**** Entries shown

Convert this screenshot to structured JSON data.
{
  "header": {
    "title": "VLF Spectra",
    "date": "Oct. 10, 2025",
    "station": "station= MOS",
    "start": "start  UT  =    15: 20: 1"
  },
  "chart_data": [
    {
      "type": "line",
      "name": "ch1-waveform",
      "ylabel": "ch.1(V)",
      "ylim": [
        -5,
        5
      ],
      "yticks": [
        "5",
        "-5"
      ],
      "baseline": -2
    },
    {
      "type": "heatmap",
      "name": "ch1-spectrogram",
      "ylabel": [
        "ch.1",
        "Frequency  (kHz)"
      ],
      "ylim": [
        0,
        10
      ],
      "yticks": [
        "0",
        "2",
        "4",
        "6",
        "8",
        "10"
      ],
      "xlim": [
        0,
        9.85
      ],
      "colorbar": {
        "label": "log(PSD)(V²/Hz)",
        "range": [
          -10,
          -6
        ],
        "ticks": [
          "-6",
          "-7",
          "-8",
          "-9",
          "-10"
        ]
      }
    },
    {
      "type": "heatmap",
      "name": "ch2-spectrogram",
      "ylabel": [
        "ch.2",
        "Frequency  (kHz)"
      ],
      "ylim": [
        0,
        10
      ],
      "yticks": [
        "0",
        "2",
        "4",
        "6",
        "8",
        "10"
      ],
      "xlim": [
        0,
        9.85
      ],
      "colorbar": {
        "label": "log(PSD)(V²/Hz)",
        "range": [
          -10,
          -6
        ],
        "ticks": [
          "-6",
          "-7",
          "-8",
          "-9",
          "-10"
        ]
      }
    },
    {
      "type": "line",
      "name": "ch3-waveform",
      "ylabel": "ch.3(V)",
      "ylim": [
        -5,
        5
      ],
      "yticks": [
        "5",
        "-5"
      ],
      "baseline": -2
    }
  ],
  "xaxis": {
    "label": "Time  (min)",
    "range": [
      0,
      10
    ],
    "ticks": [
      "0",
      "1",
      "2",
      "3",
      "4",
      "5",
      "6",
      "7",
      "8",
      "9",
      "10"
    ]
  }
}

********

▸ **To do**: All of the entries above need to be reproduced exactly.

▸ **Written response**:
Convert this screenshot to structured JSON data.
{
  "header": {
    "title": "VLF Spectra",
    "date": "Oct. 10, 2025",
    "station": "station= MOS",
    "start": "start  UT  =    15: 20: 1"
  },
  "chart_data": [
    {
      "type": "line",
      "name": "ch1-waveform",
      "ylabel": "ch.1(V)",
      "ylim": [
        -5,
        5
      ],
      "yticks": [
        "5",
        "-5"
      ],
      "baseline": -2
    },
    {
      "type": "heatmap",
      "name": "ch1-spectrogram",
      "ylabel": [
        "ch.1",
        "Frequency  (kHz)"
      ],
      "ylim": [
        0,
        10
      ],
      "yticks": [
        "0",
        "2",
        "4",
        "6",
        "8",
        "10"
      ],
      "xlim": [
        0,
        9.85
      ],
      "colorbar": {
        "label": "log(PSD)(V²/Hz)",
        "range": [
          -10,
          -6
        ],
        "ticks": [
          "-6",
          "-7",
          "-8",
          "-9",
          "-10"
        ]
      }
    },
    {
      "type": "heatmap",
      "name": "ch2-spectrogram",
      "ylabel": [
        "ch.2",
        "Frequency  (kHz)"
      ],
      "ylim": [
        0,
        10
      ],
      "yticks": [
        "0",
        "2",
        "4",
        "6",
        "8",
        "10"
      ],
      "xlim": [
        0,
        9.85
      ],
      "colorbar": {
        "label": "log(PSD)(V²/Hz)",
        "range": [
          -10,
          -6
        ],
        "ticks": [
          "-6",
          "-7",
          "-8",
          "-9",
          "-10"
        ]
      }
    },
    {
      "type": "line",
      "name": "ch3-waveform",
      "ylabel": "ch.3(V)",
      "ylim": [
        -5,
        5
      ],
      "yticks": [
        "5",
        "-5"
      ],
      "baseline": -2
    }
  ],
  "xaxis": {
    "label": "Time  (min)",
    "range": [
      0,
      10
    ],
    "ticks": [
      "0",
      "1",
      "2",
      "3",
      "4",
      "5",
      "6",
      "7",
      "8",
      "9",
      "10"
    ]
  }
}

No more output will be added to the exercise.